Records supplied:

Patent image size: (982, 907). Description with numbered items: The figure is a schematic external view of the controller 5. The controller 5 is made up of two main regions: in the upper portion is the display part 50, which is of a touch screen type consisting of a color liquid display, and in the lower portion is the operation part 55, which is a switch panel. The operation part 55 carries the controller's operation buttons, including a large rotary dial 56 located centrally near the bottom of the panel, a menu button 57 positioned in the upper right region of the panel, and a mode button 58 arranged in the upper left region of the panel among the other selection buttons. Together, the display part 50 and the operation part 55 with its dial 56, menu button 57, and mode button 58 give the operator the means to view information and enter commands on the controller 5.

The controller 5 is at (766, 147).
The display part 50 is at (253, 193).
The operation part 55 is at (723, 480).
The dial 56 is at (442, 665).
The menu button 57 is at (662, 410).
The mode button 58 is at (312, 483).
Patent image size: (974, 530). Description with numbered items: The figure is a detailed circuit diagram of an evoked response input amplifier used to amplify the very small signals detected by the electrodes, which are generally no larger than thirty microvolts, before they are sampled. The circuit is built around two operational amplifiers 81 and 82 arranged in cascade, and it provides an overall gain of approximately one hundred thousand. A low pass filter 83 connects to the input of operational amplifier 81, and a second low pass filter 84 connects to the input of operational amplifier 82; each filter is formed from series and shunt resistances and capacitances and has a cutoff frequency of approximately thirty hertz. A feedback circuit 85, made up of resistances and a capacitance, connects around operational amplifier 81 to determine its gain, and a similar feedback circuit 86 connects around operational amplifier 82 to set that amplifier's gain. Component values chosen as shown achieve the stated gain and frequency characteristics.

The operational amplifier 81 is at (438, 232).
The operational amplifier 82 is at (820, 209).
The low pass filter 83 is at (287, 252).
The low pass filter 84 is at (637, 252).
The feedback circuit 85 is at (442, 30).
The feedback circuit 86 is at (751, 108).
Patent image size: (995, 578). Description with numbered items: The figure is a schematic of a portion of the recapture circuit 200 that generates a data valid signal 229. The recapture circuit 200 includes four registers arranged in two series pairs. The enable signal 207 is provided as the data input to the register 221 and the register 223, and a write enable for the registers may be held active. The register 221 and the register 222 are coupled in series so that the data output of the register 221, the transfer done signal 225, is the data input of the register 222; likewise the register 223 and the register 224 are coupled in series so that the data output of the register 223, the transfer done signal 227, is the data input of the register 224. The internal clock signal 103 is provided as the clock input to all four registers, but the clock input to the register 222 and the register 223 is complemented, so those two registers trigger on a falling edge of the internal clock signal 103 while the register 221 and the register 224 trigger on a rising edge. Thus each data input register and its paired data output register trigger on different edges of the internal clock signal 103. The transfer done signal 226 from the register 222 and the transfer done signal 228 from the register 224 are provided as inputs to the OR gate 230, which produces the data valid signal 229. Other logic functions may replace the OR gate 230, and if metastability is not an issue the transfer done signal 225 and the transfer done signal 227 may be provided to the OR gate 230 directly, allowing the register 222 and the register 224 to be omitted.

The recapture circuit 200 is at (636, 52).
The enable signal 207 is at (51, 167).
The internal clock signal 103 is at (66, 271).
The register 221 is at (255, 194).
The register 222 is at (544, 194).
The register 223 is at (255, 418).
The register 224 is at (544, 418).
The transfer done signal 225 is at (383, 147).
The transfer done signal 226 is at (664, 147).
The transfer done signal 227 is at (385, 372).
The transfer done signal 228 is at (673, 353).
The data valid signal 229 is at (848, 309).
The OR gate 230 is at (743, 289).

Instructions to follow: Rewrite every line of the records above as a JSON list of strings, with one string per line and blank lines left out.

Output for this exercise:
[
  "Patent image size: (982, 907). Description with numbered items: The figure is a schematic external view of the controller 5. The controller 5 is made up of two main regions: in the upper portion is the display part 50, which is of a touch screen type consisting of a color liquid display, and in the lower portion is the operation part 55, which is a switch panel. The operation part 55 carries the controller's operation buttons, including a large rotary dial 56 located centrally near the bottom of the panel, a menu button 57 positioned in the upper right region of the panel, and a mode button 58 arranged in the upper left region of the panel among the other selection buttons. Together, the display part 50 and the operation part 55 with its dial 56, menu button 57, and mode button 58 give the operator the means to view information and enter commands on the controller 5.",
  "The controller 5 is at (766, 147).",
  "The display part 50 is at (253, 193).",
  "The operation part 55 is at (723, 480).",
  "The dial 56 is at (442, 665).",
  "The menu button 57 is at (662, 410).",
  "The mode button 58 is at (312, 483).",
  "Patent image size: (974, 530). Description with numbered items: The figure is a detailed circuit diagram of an evoked response input amplifier used to amplify the very small signals detected by the electrodes, which are generally no larger than thirty microvolts, before they are sampled. The circuit is built around two operational amplifiers 81 and 82 arranged in cascade, and it provides an overall gain of approximately one hundred thousand. A low pass filter 83 connects to the input of operational amplifier 81, and a second low pass filter 84 connects to the input of operational amplifier 82; each filter is formed from series and shunt resistances and capacitances and has a cutoff frequency of approximately thirty hertz. A feedback circuit 85, made up of resistances and a capacitance, connects around operational amplifier 81 to determine its gain, and a similar feedback circuit 86 connects around operational amplifier 82 to set that amplifier's gain. Component values chosen as shown achieve the stated gain and frequency characteristics.",
  "The operational amplifier 81 is at (438, 232).",
  "The operational amplifier 82 is at (820, 209).",
  "The low pass filter 83 is at (287, 252).",
  "The low pass filter 84 is at (637, 252).",
  "The feedback circuit 85 is at (442, 30).",
  "The feedback circuit 86 is at (751, 108).",
  "Patent image size: (995, 578). Description with numbered items: The figure is a schematic of a portion of the recapture circuit 200 that generates a data valid signal 229. The recapture circuit 200 includes four registers arranged in two series pairs. The enable signal 207 is provided as the data input to the register 221 and the register 223, and a write enable for the registers may be held active. The register 221 and the register 222 are coupled in series so that the data output of the register 221, the transfer done signal 225, is the data input of the register 222; likewise the register 223 and the register 224 are coupled in series so that the data output of the register 223, the transfer done signal 227, is the data input of the register 224. The internal clock signal 103 is provided as the clock input to all four registers, but the clock input to the register 222 and the register 223 is complemented, so those two registers trigger on a falling edge of the internal clock signal 103 while the register 221 and the register 224 trigger on a rising edge. Thus each data input register and its paired data output register trigger on different edges of the internal clock signal 103. The transfer done signal 226 from the register 222 and the transfer done signal 228 from the register 224 are provided as inputs to the OR gate 230, which produces the data valid signal 229. Other logic functions may replace the OR gate 230, and if metastability is not an issue the transfer done signal 225 and the transfer done signal 227 may be provided to the OR gate 230 directly, allowing the register 222 and the register 224 to be omitted.",
  "The recapture circuit 200 is at (636, 52).",
  "The enable signal 207 is at (51, 167).",
  "The internal clock signal 103 is at (66, 271).",
  "The register 221 is at (255, 194).",
  "The register 222 is at (544, 194).",
  "The register 223 is at (255, 418).",
  "The register 224 is at (544, 418).",
  "The transfer done signal 225 is at (383, 147).",
  "The transfer done signal 226 is at (664, 147).",
  "The transfer done signal 227 is at (385, 372).",
  "The transfer done signal 228 is at (673, 353).",
  "The data valid signal 229 is at (848, 309).",
  "The OR gate 230 is at (743, 289)."
]